### Data for this exercise

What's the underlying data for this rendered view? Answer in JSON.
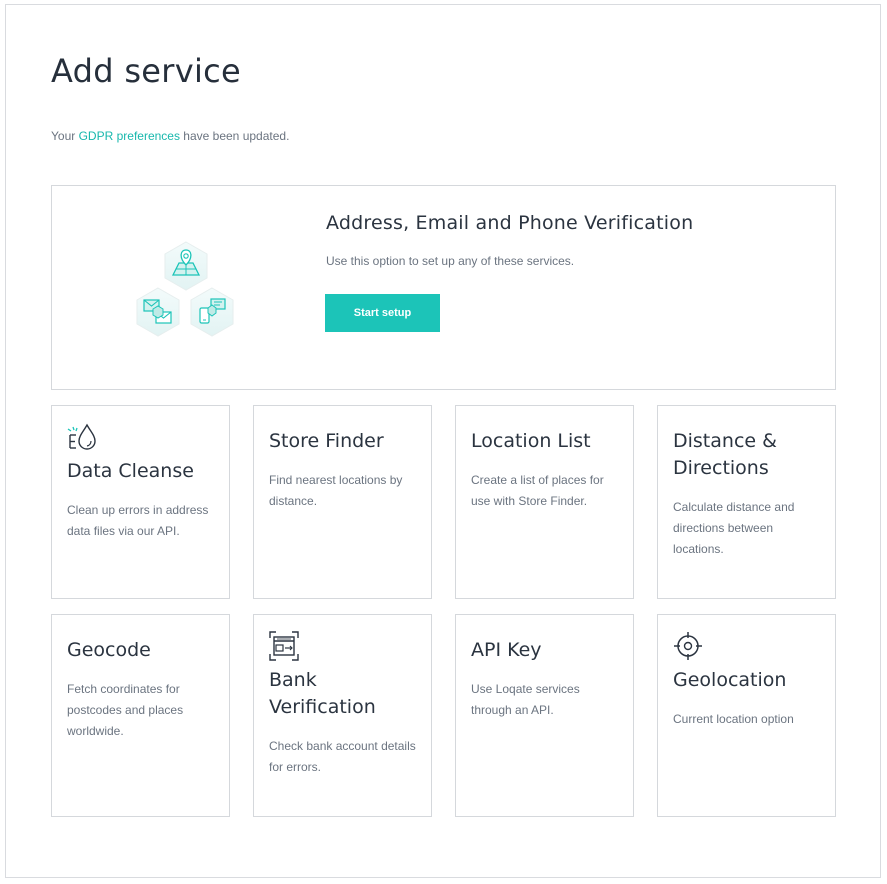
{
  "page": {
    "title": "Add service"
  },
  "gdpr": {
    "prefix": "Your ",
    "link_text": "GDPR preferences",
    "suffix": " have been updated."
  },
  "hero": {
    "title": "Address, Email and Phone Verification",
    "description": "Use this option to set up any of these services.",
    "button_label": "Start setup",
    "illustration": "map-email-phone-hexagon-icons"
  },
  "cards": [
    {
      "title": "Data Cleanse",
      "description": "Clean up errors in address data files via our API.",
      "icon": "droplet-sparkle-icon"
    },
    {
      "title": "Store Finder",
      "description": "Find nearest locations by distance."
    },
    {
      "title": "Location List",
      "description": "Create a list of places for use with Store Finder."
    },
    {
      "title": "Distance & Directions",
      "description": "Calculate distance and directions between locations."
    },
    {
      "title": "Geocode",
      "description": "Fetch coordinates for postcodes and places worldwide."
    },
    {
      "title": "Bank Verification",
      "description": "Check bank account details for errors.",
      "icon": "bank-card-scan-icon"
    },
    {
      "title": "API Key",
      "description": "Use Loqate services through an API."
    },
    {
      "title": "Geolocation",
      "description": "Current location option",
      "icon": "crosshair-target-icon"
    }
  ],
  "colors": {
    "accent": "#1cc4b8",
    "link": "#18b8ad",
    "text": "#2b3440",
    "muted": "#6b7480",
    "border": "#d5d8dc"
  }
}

---

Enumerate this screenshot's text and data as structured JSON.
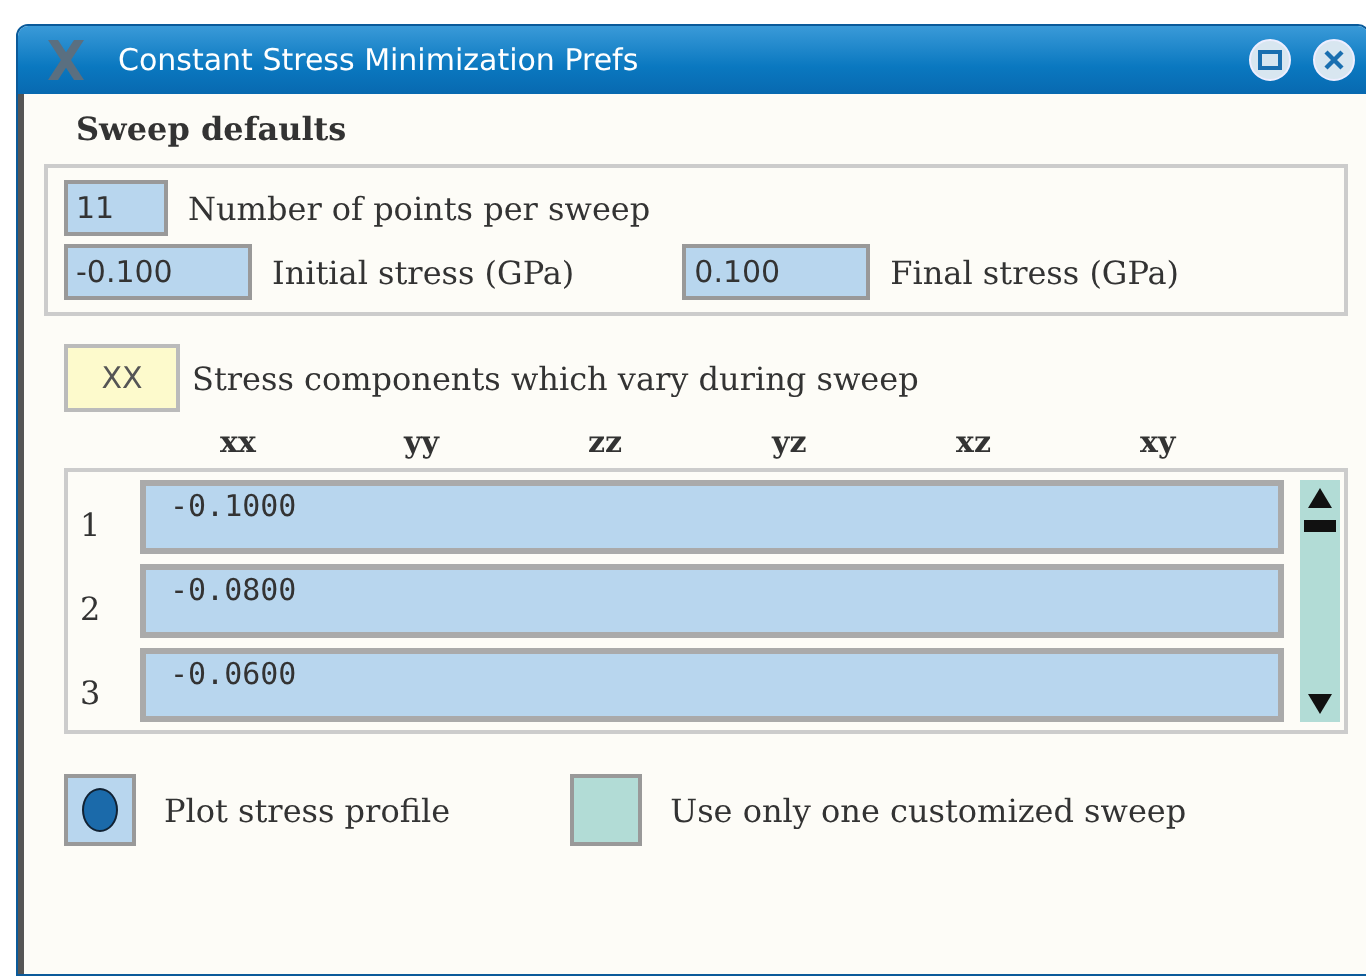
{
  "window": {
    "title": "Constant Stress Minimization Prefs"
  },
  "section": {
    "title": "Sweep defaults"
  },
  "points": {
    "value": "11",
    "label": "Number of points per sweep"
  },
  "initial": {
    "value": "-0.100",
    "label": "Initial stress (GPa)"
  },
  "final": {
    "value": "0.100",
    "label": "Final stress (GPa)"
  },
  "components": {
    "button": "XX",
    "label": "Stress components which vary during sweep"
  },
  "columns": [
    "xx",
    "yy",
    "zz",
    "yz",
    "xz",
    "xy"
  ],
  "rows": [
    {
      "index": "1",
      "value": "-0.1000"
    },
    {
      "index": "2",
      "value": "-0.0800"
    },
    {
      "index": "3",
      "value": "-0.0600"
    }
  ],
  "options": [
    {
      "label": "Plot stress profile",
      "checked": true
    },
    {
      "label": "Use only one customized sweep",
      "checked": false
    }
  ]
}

### Aim
Say the number of lines in the listing that hold "Store", with no added words.

### Answer in full
2